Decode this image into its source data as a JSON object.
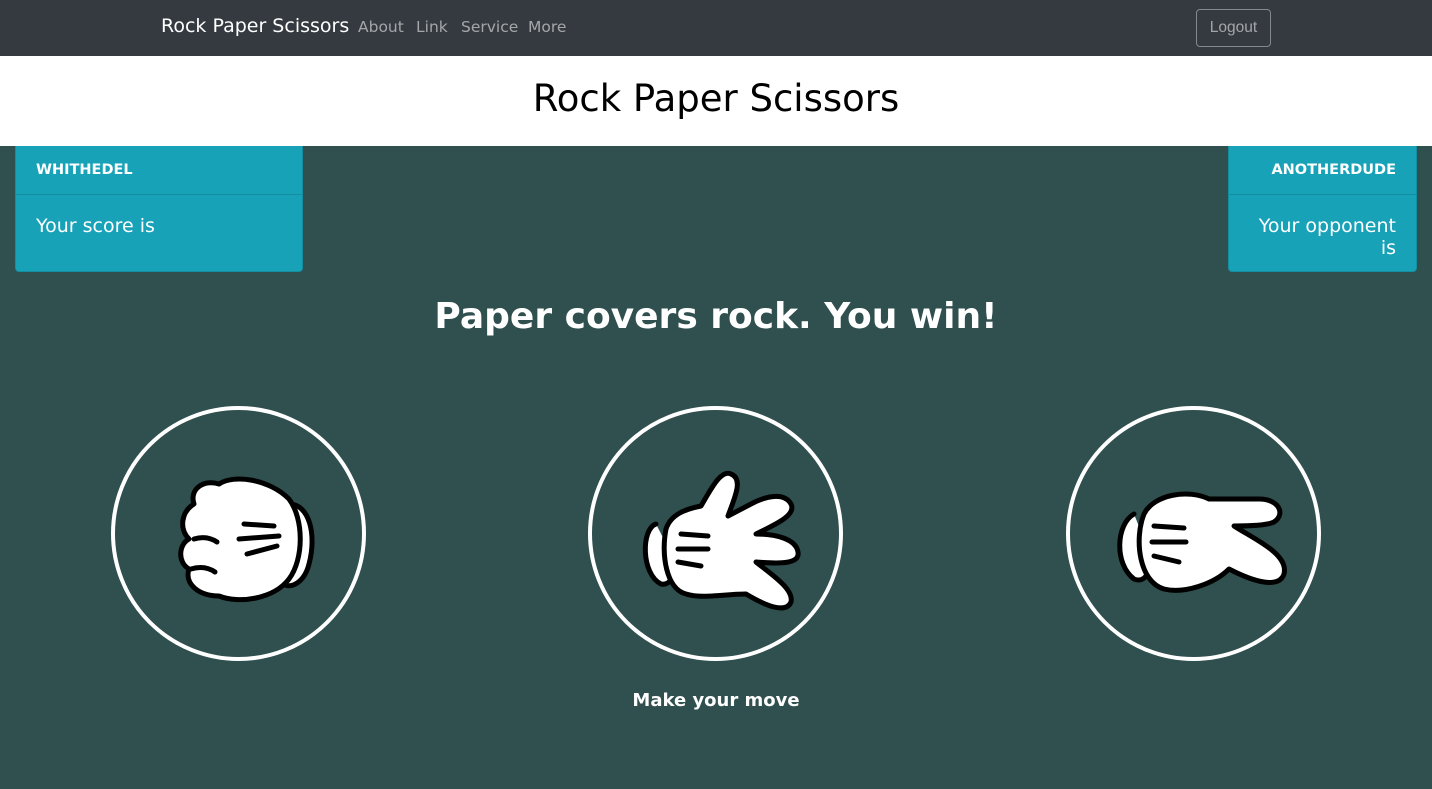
{
  "navbar": {
    "brand": "Rock Paper Scissors",
    "links": [
      "About",
      "Link",
      "Service",
      "More"
    ],
    "logout_label": "Logout"
  },
  "header": {
    "title": "Rock Paper Scissors"
  },
  "player": {
    "name": "whithedel",
    "score_text": "Your score is"
  },
  "opponent": {
    "name": "anotherdude",
    "text": "Your opponent is"
  },
  "result": "Paper covers rock. You win!",
  "choices": [
    {
      "name": "rock",
      "icon": "rock-hand-icon"
    },
    {
      "name": "paper",
      "icon": "paper-hand-icon"
    },
    {
      "name": "scissors",
      "icon": "scissors-hand-icon"
    }
  ],
  "prompt": "Make your move",
  "colors": {
    "navbar": "#343a40",
    "background": "#304f4f",
    "card": "#17a2b8",
    "circle": "#ffffff"
  }
}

**What this task involves:**
Each record above should come back exactly the same, only without its pictures.

**Correct result:**
Decode this image into its source data as a JSON object.
{
  "navbar": {
    "brand": "Rock Paper Scissors",
    "links": [
      "About",
      "Link",
      "Service",
      "More"
    ],
    "logout_label": "Logout"
  },
  "header": {
    "title": "Rock Paper Scissors"
  },
  "player": {
    "name": "whithedel",
    "score_text": "Your score is"
  },
  "opponent": {
    "name": "anotherdude",
    "text": "Your opponent is"
  },
  "result": "Paper covers rock. You win!",
  "choices": [
    {
      "name": "rock",
      "icon": "rock-hand-icon"
    },
    {
      "name": "paper",
      "icon": "paper-hand-icon"
    },
    {
      "name": "scissors",
      "icon": "scissors-hand-icon"
    }
  ],
  "prompt": "Make your move",
  "colors": {
    "navbar": "#343a40",
    "background": "#304f4f",
    "card": "#17a2b8",
    "circle": "#ffffff"
  }
}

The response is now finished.